(Records from a collection of figures)
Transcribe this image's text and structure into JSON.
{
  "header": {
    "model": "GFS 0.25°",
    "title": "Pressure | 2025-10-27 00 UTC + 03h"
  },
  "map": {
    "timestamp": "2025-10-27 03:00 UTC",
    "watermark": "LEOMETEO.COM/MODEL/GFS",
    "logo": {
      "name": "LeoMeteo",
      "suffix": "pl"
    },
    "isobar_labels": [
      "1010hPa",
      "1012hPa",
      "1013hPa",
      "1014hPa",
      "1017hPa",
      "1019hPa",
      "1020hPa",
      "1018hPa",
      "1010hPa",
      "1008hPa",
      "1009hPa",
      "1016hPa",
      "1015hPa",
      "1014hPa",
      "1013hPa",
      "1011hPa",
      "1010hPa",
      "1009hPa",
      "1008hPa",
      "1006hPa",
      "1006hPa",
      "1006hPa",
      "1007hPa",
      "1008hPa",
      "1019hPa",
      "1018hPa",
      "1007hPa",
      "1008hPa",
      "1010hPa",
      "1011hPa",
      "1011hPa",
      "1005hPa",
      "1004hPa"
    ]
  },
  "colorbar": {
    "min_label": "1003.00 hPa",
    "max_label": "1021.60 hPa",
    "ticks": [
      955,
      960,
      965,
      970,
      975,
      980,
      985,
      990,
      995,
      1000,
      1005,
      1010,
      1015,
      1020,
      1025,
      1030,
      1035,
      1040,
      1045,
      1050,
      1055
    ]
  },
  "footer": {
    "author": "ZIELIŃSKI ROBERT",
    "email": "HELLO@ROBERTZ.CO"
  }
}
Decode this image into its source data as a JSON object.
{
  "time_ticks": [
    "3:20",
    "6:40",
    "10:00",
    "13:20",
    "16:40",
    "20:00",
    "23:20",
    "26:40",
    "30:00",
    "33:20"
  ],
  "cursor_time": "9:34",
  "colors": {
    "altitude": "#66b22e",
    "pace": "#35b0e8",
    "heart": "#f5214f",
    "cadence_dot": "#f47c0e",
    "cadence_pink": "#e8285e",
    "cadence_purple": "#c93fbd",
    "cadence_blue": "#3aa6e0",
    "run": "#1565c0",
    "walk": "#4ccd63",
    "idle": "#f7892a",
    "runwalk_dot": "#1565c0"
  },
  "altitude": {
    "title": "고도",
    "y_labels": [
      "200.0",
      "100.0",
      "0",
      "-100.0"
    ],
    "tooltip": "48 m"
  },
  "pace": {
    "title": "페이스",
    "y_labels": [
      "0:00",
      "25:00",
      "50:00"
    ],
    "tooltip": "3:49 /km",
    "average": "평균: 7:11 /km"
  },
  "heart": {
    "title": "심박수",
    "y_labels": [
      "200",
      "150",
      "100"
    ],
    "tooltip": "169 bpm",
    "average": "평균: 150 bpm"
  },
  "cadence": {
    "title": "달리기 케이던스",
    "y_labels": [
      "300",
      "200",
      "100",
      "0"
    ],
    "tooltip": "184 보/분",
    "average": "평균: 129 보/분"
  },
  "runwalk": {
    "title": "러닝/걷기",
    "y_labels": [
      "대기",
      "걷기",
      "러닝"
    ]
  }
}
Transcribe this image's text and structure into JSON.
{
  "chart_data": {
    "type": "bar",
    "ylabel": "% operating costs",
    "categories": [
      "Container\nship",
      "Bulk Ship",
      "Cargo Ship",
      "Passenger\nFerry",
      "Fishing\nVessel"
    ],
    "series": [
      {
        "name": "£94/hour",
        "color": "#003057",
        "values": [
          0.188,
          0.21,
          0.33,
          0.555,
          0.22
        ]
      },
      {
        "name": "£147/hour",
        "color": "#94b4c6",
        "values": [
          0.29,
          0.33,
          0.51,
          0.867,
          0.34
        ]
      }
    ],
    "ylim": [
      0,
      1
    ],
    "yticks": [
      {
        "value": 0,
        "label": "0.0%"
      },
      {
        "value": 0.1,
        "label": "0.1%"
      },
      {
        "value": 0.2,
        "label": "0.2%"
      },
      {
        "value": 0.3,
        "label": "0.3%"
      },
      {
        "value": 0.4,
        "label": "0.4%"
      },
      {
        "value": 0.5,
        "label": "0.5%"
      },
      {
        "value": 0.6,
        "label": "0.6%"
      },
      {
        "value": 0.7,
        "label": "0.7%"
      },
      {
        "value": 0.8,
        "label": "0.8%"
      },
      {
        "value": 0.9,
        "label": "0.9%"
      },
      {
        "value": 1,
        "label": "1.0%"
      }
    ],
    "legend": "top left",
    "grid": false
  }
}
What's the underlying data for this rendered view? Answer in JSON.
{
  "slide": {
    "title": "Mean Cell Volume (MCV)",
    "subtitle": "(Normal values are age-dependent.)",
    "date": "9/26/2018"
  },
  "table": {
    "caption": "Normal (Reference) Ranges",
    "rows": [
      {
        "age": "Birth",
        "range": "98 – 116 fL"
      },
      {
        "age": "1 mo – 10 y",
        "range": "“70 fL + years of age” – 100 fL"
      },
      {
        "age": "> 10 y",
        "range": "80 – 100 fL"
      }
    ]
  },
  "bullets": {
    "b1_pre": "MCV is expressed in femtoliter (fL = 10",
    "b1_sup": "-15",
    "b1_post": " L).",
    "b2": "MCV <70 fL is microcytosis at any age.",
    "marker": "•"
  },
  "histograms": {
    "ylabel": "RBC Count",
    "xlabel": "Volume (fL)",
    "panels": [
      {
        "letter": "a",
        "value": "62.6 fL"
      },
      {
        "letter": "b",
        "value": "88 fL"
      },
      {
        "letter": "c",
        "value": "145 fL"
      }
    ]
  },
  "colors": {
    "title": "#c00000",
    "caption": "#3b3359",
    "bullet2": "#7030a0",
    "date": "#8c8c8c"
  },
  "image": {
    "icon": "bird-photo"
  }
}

Brief: Where a line contains the string "JSON", extract that line.

Expected answer:
Transcribe this image's text and structure into JSON.
Decode this image into its source data as a JSON object.
Transcribe this image's text and structure into JSON.
What's the underlying data for this rendered view? Answer in JSON.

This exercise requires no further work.